### [Recorded information]
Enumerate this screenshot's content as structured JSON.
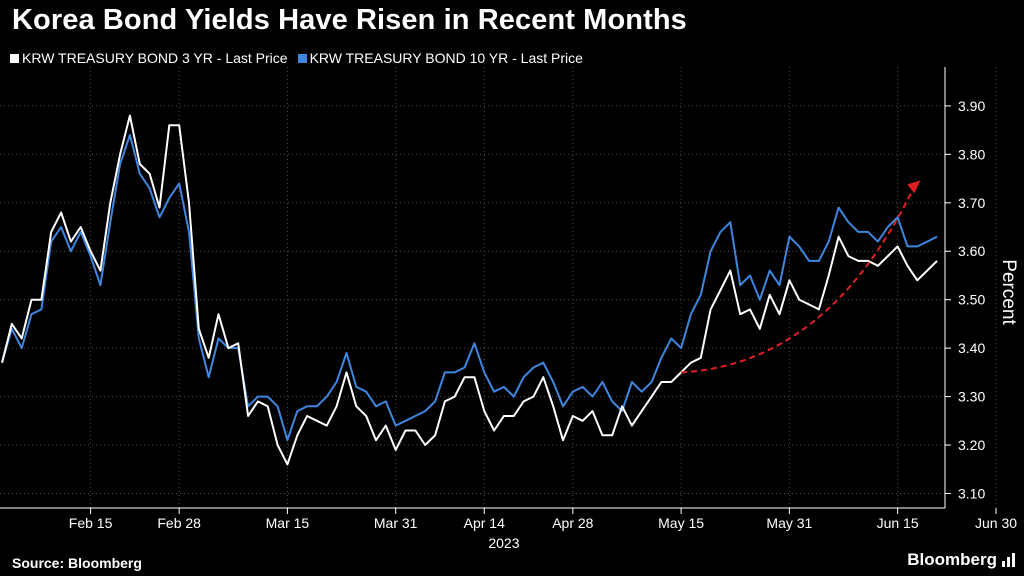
{
  "title": "Korea Bond Yields Have Risen in Recent Months",
  "source": "Source: Bloomberg",
  "logo": "Bloomberg",
  "colors": {
    "background": "#000000",
    "series_3yr": "#ffffff",
    "series_10yr": "#3f86e0",
    "arrow": "#e02020",
    "grid": "#4a4a4a",
    "axis_text": "#ffffff"
  },
  "chart_data": {
    "type": "line",
    "title": "Korea Bond Yields Have Risen in Recent Months",
    "xlabel": "2023",
    "ylabel": "Percent",
    "ylim": [
      3.07,
      3.97
    ],
    "x_tick_labels": [
      "Feb 15",
      "Feb 28",
      "Mar 15",
      "Mar 31",
      "Apr 14",
      "Apr 28",
      "May 15",
      "May 31",
      "Jun 15",
      "Jun 30"
    ],
    "x_tick_positions": [
      9,
      18,
      29,
      40,
      49,
      58,
      69,
      80,
      91,
      101
    ],
    "y_ticks": [
      3.1,
      3.2,
      3.3,
      3.4,
      3.5,
      3.6,
      3.7,
      3.8,
      3.9
    ],
    "y_tick_labels": [
      "3.10",
      "3.20",
      "3.30",
      "3.40",
      "3.50",
      "3.60",
      "3.70",
      "3.80",
      "3.90"
    ],
    "legend_position": "top-left",
    "annotation": "red dashed upward arrow across May-June",
    "annotation_arrow": [
      [
        3.35,
        69
      ],
      [
        3.74,
        93
      ]
    ],
    "series": [
      {
        "name": "KRW TREASURY BOND 3 YR - Last Price",
        "values": [
          3.37,
          3.45,
          3.42,
          3.5,
          3.5,
          3.64,
          3.68,
          3.62,
          3.65,
          3.6,
          3.56,
          3.7,
          3.8,
          3.88,
          3.78,
          3.76,
          3.69,
          3.86,
          3.86,
          3.7,
          3.44,
          3.38,
          3.47,
          3.4,
          3.41,
          3.26,
          3.29,
          3.28,
          3.2,
          3.16,
          3.22,
          3.26,
          3.25,
          3.24,
          3.28,
          3.35,
          3.28,
          3.26,
          3.21,
          3.24,
          3.19,
          3.23,
          3.23,
          3.2,
          3.22,
          3.29,
          3.3,
          3.34,
          3.34,
          3.27,
          3.23,
          3.26,
          3.26,
          3.29,
          3.3,
          3.34,
          3.28,
          3.21,
          3.26,
          3.25,
          3.27,
          3.22,
          3.22,
          3.28,
          3.24,
          3.27,
          3.3,
          3.33,
          3.33,
          3.35,
          3.37,
          3.38,
          3.48,
          3.52,
          3.56,
          3.47,
          3.48,
          3.44,
          3.51,
          3.47,
          3.54,
          3.5,
          3.49,
          3.48,
          3.55,
          3.63,
          3.59,
          3.58,
          3.58,
          3.57,
          3.59,
          3.61,
          3.57,
          3.54,
          3.56,
          3.58
        ]
      },
      {
        "name": "KRW TREASURY BOND 10 YR - Last Price",
        "values": [
          3.37,
          3.44,
          3.4,
          3.47,
          3.48,
          3.62,
          3.65,
          3.6,
          3.64,
          3.59,
          3.53,
          3.66,
          3.78,
          3.84,
          3.76,
          3.73,
          3.67,
          3.71,
          3.74,
          3.64,
          3.42,
          3.34,
          3.42,
          3.4,
          3.4,
          3.28,
          3.3,
          3.3,
          3.28,
          3.21,
          3.27,
          3.28,
          3.28,
          3.3,
          3.33,
          3.39,
          3.32,
          3.31,
          3.28,
          3.29,
          3.24,
          3.25,
          3.26,
          3.27,
          3.29,
          3.35,
          3.35,
          3.36,
          3.41,
          3.35,
          3.31,
          3.32,
          3.3,
          3.34,
          3.36,
          3.37,
          3.33,
          3.28,
          3.31,
          3.32,
          3.3,
          3.33,
          3.29,
          3.27,
          3.33,
          3.31,
          3.33,
          3.38,
          3.42,
          3.4,
          3.47,
          3.51,
          3.6,
          3.64,
          3.66,
          3.53,
          3.55,
          3.5,
          3.56,
          3.53,
          3.63,
          3.61,
          3.58,
          3.58,
          3.62,
          3.69,
          3.66,
          3.64,
          3.64,
          3.62,
          3.65,
          3.67,
          3.61,
          3.61,
          3.62,
          3.63
        ]
      }
    ]
  }
}
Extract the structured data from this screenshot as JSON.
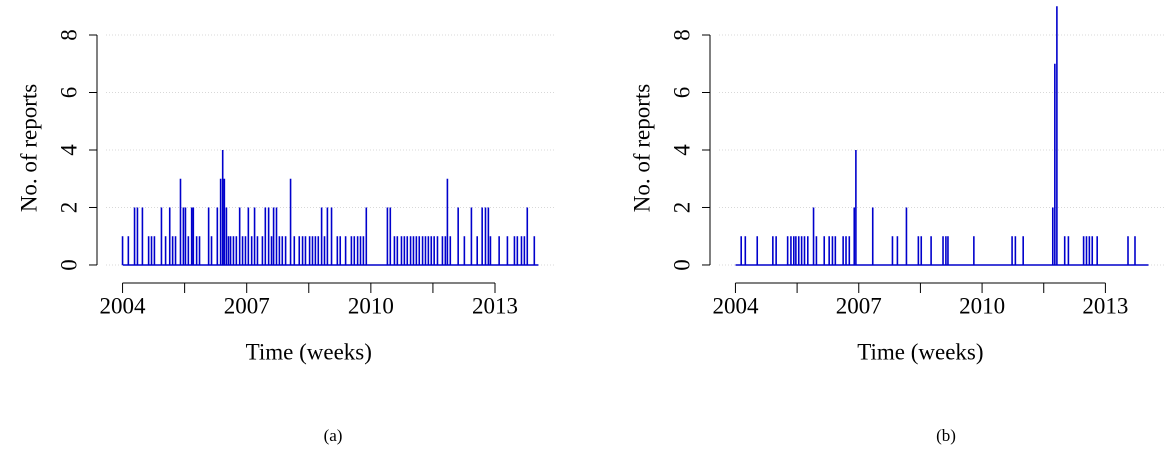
{
  "chart_data": [
    {
      "type": "spike",
      "caption": "(a)",
      "xlabel": "Time (weeks)",
      "ylabel": "No. of reports",
      "color": "#0000cc",
      "grid": true,
      "xlim": [
        2003.6,
        2014.45
      ],
      "xticks": [
        2004,
        2007,
        2010,
        2013
      ],
      "xminor_ticks": [
        2005.5,
        2008.5,
        2011.5
      ],
      "ylim": [
        -0.3,
        9.2
      ],
      "yticks": [
        0,
        2,
        4,
        6,
        8
      ],
      "x": [
        2004.0,
        2004.14,
        2004.29,
        2004.36,
        2004.48,
        2004.63,
        2004.7,
        2004.77,
        2004.94,
        2005.04,
        2005.14,
        2005.21,
        2005.28,
        2005.4,
        2005.47,
        2005.52,
        2005.59,
        2005.67,
        2005.71,
        2005.79,
        2005.86,
        2006.08,
        2006.15,
        2006.29,
        2006.37,
        2006.42,
        2006.46,
        2006.51,
        2006.56,
        2006.61,
        2006.68,
        2006.75,
        2006.83,
        2006.9,
        2006.97,
        2007.04,
        2007.12,
        2007.19,
        2007.26,
        2007.38,
        2007.45,
        2007.53,
        2007.6,
        2007.65,
        2007.72,
        2007.79,
        2007.86,
        2007.94,
        2008.06,
        2008.15,
        2008.27,
        2008.35,
        2008.42,
        2008.52,
        2008.59,
        2008.66,
        2008.73,
        2008.81,
        2008.88,
        2008.95,
        2009.05,
        2009.19,
        2009.26,
        2009.39,
        2009.53,
        2009.6,
        2009.68,
        2009.75,
        2009.82,
        2009.89,
        2010.4,
        2010.47,
        2010.57,
        2010.64,
        2010.74,
        2010.81,
        2010.88,
        2010.96,
        2011.03,
        2011.1,
        2011.17,
        2011.25,
        2011.32,
        2011.39,
        2011.46,
        2011.53,
        2011.61,
        2011.73,
        2011.8,
        2011.85,
        2011.92,
        2012.11,
        2012.26,
        2012.43,
        2012.57,
        2012.69,
        2012.77,
        2012.84,
        2012.89,
        2013.1,
        2013.3,
        2013.47,
        2013.54,
        2013.64,
        2013.71,
        2013.78,
        2013.95
      ],
      "values": [
        1,
        1,
        2,
        2,
        2,
        1,
        1,
        1,
        2,
        1,
        2,
        1,
        1,
        3,
        2,
        2,
        1,
        2,
        2,
        1,
        1,
        2,
        1,
        2,
        3,
        4,
        3,
        2,
        1,
        1,
        1,
        1,
        2,
        1,
        1,
        2,
        1,
        2,
        1,
        1,
        2,
        2,
        1,
        2,
        2,
        1,
        1,
        1,
        3,
        1,
        1,
        1,
        1,
        1,
        1,
        1,
        1,
        2,
        1,
        2,
        2,
        1,
        1,
        1,
        1,
        1,
        1,
        1,
        1,
        2,
        2,
        2,
        1,
        1,
        1,
        1,
        1,
        1,
        1,
        1,
        1,
        1,
        1,
        1,
        1,
        1,
        1,
        1,
        1,
        3,
        1,
        2,
        1,
        2,
        1,
        2,
        2,
        2,
        1,
        1,
        1,
        1,
        1,
        1,
        1,
        2,
        1
      ]
    },
    {
      "type": "spike",
      "caption": "(b)",
      "xlabel": "Time (weeks)",
      "ylabel": "No. of reports",
      "color": "#0000cc",
      "grid": true,
      "xlim": [
        2003.6,
        2014.45
      ],
      "xticks": [
        2004,
        2007,
        2010,
        2013
      ],
      "xminor_ticks": [
        2005.5,
        2008.5,
        2011.5
      ],
      "ylim": [
        -0.3,
        9.2
      ],
      "yticks": [
        0,
        2,
        4,
        6,
        8
      ],
      "x": [
        2004.14,
        2004.24,
        2004.53,
        2004.91,
        2004.99,
        2005.27,
        2005.35,
        2005.42,
        2005.47,
        2005.54,
        2005.61,
        2005.68,
        2005.76,
        2005.9,
        2005.97,
        2006.16,
        2006.28,
        2006.36,
        2006.43,
        2006.62,
        2006.69,
        2006.77,
        2006.89,
        2006.93,
        2007.34,
        2007.82,
        2007.94,
        2008.16,
        2008.45,
        2008.52,
        2008.76,
        2009.05,
        2009.12,
        2009.17,
        2009.8,
        2010.73,
        2010.81,
        2011.0,
        2011.72,
        2011.77,
        2011.82,
        2012.01,
        2012.1,
        2012.47,
        2012.54,
        2012.61,
        2012.68,
        2012.8,
        2013.55,
        2013.72
      ],
      "values": [
        1,
        1,
        1,
        1,
        1,
        1,
        1,
        1,
        1,
        1,
        1,
        1,
        1,
        2,
        1,
        1,
        1,
        1,
        1,
        1,
        1,
        1,
        2,
        4,
        2,
        1,
        1,
        2,
        1,
        1,
        1,
        1,
        1,
        1,
        1,
        1,
        1,
        1,
        2,
        7,
        9,
        1,
        1,
        1,
        1,
        1,
        1,
        1,
        1,
        1
      ]
    }
  ]
}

### [Requirement]
Look over the listing above. Pick out and copy every line that includes "this".

### [Exercise solution]
Enumerate this screenshot's content as structured JSON.
Extract the structured data from this screenshot as JSON.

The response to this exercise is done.